Raw records
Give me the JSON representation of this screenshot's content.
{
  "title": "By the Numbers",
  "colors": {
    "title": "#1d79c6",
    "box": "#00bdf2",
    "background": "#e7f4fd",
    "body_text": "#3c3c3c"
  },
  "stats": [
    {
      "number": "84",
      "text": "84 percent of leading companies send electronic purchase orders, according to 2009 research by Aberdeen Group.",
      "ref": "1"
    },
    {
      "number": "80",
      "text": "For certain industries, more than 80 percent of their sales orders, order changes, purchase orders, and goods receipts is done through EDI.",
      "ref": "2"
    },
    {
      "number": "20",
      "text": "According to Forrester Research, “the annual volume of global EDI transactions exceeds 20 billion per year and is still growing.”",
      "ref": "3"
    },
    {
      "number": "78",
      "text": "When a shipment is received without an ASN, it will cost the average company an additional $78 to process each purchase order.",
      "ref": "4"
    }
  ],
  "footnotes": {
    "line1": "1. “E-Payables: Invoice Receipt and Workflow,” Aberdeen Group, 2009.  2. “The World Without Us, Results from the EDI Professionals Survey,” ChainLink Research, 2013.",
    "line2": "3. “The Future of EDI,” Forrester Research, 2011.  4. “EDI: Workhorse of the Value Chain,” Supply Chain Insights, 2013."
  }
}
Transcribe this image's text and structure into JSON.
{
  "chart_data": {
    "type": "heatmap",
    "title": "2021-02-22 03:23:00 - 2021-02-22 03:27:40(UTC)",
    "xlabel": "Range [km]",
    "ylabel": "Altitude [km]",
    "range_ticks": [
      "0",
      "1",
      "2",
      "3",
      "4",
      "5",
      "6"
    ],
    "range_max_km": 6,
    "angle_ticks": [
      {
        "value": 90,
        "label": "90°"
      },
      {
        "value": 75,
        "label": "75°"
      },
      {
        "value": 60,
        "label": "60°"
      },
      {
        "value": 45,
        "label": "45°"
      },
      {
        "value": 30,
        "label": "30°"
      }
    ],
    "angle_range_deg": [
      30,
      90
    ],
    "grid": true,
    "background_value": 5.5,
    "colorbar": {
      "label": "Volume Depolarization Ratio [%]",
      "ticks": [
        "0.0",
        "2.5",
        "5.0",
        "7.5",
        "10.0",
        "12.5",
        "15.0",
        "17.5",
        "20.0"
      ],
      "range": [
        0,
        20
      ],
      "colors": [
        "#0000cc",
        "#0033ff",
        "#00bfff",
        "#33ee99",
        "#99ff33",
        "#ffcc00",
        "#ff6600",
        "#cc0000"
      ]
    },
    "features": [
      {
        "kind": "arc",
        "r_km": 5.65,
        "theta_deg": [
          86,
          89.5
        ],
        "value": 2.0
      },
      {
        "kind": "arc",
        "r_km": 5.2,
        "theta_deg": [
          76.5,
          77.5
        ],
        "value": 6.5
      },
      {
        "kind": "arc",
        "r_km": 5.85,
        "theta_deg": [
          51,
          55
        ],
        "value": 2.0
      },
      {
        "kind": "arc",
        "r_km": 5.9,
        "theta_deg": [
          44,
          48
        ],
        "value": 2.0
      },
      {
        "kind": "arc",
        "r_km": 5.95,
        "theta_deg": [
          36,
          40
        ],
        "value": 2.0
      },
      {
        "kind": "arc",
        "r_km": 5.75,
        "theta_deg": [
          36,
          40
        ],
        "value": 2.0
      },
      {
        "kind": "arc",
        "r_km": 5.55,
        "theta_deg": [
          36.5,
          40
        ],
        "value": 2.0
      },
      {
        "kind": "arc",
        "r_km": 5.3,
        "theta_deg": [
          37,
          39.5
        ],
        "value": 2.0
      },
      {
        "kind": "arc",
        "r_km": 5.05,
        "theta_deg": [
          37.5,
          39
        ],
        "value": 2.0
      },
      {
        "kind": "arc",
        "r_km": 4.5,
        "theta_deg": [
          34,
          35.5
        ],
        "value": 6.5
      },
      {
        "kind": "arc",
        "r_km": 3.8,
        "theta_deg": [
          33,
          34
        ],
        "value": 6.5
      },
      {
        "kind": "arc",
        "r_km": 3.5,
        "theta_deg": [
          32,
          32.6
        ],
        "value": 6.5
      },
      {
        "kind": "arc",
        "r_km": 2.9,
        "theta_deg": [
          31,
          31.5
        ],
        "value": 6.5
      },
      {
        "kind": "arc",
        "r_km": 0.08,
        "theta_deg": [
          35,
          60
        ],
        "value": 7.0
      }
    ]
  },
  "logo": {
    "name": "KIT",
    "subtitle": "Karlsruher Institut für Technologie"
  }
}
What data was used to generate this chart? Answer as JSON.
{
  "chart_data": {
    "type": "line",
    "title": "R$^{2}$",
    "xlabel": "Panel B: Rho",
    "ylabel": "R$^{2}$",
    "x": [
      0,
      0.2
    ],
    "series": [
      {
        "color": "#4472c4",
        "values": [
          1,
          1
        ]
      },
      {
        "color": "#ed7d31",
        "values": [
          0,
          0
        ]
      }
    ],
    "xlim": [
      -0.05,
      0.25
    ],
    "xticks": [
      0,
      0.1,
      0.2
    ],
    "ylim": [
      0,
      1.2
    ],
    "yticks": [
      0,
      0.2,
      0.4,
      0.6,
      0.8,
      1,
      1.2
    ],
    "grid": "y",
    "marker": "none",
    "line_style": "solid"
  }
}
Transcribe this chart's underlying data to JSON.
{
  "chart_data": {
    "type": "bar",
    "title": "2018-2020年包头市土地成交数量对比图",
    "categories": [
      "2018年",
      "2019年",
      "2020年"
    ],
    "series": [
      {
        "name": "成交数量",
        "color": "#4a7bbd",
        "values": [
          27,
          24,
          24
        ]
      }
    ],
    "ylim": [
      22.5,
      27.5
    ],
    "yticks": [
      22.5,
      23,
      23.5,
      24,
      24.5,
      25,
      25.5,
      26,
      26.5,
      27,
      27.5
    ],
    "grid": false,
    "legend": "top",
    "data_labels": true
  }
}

• [What is required] Return a copy of every line that includes the word "JSON".

• [Final result]
Give me the JSON representation of this screenshot's content.
Transcribe this image's text and structure into JSON.
What data was used to generate this chart? Answer as JSON.
Transcribe this chart's underlying data to JSON.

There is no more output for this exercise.